### The records:
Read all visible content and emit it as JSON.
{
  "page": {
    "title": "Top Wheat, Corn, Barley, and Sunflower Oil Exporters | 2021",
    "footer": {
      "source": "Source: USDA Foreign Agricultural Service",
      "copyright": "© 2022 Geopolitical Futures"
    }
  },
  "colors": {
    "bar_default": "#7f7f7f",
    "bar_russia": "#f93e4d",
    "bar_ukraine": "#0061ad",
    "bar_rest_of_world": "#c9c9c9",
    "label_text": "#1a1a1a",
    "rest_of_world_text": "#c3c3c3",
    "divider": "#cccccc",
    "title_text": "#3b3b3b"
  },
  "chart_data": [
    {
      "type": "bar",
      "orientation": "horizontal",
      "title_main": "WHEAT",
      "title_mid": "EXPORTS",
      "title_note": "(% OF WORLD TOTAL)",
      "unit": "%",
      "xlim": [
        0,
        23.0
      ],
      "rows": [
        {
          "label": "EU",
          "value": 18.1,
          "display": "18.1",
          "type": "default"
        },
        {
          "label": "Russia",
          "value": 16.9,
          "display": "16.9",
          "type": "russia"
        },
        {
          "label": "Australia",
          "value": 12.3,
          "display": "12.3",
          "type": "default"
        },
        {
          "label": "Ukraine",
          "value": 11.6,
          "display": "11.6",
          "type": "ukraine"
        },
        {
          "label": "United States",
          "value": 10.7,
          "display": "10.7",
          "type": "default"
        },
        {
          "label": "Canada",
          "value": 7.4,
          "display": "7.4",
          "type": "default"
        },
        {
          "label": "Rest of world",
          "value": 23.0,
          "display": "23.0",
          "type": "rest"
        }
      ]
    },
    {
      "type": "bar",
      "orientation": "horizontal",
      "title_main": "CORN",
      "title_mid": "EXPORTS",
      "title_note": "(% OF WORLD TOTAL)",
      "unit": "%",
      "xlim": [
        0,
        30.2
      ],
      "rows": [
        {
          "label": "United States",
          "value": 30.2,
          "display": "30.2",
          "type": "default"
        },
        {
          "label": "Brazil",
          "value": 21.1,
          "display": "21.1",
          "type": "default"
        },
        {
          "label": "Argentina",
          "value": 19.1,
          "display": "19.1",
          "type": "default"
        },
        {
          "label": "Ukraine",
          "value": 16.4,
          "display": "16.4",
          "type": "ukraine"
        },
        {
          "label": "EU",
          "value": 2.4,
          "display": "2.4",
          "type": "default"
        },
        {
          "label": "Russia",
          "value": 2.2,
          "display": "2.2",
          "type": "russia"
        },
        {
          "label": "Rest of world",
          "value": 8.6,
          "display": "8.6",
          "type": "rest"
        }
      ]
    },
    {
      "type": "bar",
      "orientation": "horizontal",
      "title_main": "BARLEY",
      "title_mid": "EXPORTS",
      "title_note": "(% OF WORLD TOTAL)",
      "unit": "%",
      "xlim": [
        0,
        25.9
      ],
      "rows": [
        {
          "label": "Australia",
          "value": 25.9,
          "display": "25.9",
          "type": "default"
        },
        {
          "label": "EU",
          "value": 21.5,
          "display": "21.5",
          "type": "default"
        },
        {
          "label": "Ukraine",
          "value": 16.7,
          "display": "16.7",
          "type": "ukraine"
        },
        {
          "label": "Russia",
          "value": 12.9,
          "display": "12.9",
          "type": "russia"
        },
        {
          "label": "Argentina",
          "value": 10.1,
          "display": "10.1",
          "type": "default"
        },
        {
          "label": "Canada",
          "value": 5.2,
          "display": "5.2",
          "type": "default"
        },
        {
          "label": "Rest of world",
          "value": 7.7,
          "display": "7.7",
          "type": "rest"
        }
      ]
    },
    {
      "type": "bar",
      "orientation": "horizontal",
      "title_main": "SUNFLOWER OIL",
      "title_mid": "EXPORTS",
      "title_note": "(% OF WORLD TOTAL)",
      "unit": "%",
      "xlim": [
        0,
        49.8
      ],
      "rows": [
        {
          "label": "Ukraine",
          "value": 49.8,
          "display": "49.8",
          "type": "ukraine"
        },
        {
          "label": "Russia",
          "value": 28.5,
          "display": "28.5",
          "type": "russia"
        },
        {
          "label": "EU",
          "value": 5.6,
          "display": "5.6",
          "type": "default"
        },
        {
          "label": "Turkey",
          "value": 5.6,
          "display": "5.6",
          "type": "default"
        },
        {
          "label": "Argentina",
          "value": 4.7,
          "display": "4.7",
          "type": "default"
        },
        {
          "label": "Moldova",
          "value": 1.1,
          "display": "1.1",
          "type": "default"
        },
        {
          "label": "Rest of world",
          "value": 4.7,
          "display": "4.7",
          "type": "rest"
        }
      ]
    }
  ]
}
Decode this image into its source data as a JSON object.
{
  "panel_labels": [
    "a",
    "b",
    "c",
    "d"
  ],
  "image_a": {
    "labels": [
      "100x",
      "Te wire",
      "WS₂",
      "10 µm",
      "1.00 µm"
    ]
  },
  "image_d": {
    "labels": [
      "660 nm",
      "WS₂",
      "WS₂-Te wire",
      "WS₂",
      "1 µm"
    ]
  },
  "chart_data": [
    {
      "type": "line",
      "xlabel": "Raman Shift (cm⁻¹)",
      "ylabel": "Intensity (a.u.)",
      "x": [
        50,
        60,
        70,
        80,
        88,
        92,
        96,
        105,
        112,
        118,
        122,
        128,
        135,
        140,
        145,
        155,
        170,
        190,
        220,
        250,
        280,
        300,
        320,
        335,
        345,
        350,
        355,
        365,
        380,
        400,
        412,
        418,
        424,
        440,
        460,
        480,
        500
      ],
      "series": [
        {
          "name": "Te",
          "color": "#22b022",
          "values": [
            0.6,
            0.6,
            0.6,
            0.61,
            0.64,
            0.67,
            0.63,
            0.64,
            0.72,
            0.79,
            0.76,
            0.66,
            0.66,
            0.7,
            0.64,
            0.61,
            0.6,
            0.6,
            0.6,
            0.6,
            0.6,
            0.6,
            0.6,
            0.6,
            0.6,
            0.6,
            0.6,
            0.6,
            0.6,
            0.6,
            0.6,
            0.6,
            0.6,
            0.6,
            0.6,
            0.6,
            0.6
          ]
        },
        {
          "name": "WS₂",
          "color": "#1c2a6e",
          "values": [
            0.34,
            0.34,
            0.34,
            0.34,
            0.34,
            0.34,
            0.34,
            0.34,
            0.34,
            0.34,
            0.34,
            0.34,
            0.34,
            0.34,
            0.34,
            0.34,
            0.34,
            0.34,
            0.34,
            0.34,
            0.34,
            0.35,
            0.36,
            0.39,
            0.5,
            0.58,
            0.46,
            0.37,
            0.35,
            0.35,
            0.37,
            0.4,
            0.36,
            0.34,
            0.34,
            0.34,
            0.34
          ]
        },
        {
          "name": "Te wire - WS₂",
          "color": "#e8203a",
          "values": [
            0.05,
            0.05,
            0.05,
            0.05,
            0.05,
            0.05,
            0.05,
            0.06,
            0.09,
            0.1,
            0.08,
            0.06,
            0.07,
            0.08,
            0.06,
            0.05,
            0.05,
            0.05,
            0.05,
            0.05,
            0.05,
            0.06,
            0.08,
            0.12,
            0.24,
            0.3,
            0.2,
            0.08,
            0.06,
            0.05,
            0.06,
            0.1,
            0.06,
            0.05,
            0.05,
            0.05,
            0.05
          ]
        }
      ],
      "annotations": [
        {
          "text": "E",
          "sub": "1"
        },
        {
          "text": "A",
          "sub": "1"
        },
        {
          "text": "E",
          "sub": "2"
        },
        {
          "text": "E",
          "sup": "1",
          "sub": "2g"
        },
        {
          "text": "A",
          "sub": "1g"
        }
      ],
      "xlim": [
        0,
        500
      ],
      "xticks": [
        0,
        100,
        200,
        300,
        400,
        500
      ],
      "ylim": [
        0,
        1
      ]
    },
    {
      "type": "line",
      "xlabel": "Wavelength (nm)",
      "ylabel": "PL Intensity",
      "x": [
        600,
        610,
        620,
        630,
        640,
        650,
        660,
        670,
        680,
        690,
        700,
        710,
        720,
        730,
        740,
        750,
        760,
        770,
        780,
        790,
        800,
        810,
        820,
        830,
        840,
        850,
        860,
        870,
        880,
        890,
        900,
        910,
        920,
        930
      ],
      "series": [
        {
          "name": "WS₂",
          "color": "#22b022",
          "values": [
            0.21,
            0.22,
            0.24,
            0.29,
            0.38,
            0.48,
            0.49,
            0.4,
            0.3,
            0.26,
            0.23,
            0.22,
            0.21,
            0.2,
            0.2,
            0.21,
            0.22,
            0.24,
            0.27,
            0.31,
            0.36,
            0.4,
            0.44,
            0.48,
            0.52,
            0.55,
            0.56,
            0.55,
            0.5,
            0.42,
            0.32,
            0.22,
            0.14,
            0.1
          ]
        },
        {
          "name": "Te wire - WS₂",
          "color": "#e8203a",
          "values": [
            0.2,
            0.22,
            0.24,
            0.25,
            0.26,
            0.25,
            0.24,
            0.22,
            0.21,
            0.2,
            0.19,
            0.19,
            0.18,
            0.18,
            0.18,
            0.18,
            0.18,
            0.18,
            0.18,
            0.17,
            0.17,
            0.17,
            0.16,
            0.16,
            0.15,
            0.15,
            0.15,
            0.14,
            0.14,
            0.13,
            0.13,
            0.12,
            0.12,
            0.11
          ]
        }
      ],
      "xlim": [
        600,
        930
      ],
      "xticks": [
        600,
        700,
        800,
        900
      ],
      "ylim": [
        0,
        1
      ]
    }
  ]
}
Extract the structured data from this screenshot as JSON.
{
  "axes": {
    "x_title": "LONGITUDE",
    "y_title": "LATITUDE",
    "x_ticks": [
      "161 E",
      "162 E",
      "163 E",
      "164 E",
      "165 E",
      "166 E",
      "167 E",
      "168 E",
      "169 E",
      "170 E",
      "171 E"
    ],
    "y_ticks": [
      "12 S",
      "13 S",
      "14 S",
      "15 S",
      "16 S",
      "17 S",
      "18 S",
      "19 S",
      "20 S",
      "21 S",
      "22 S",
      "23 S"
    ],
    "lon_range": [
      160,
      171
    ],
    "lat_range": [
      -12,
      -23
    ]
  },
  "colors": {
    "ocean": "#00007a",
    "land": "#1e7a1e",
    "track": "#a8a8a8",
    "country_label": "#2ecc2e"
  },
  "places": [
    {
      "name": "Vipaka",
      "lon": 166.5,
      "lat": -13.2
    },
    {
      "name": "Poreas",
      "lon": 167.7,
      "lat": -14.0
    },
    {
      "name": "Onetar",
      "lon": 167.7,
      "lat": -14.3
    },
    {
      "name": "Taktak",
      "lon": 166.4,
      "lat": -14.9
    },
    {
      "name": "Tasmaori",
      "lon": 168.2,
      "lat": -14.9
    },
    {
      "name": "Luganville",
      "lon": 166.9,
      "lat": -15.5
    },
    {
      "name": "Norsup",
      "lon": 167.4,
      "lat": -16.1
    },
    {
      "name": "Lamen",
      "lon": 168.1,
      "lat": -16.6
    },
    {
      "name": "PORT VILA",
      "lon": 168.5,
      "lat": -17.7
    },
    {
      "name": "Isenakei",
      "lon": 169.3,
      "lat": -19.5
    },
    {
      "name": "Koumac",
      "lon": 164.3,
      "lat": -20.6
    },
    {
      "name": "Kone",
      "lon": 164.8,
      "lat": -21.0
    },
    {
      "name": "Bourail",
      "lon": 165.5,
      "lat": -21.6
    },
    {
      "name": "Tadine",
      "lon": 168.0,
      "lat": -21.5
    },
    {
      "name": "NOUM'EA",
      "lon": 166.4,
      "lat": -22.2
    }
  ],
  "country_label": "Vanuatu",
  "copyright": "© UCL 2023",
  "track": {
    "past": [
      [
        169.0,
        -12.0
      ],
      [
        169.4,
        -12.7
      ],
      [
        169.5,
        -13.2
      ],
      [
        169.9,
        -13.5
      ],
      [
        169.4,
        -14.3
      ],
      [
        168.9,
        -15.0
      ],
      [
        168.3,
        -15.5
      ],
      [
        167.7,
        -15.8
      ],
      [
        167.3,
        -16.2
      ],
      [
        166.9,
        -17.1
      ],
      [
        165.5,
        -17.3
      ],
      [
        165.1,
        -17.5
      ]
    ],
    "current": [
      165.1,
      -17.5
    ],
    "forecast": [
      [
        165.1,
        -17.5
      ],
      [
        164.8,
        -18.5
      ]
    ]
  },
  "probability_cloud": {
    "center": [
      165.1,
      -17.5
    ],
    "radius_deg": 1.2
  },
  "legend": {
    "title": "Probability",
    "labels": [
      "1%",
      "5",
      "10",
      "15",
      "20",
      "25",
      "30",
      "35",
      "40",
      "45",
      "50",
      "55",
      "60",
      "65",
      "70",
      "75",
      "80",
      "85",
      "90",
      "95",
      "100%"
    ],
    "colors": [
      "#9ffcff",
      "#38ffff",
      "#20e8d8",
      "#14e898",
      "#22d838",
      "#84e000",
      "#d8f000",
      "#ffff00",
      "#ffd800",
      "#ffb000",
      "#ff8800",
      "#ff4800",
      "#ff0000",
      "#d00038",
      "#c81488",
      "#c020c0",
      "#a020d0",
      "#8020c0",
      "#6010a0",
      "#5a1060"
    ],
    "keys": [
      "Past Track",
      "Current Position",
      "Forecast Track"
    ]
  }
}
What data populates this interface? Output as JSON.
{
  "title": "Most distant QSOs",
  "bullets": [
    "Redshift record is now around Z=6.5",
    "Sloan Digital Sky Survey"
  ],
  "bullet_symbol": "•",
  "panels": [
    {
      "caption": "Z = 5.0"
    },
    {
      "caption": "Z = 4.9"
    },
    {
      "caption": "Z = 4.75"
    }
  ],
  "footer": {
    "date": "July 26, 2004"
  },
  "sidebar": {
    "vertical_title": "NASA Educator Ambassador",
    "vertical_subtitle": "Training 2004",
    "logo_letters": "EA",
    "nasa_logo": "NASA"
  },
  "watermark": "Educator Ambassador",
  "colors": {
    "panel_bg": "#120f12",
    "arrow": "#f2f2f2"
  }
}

### Direction:
Find all lines where the word "Ambassador" appears. Copy them.

### Answer for this exercise:
    "vertical_title": "NASA Educator Ambassador",
  "watermark": "Educator Ambassador",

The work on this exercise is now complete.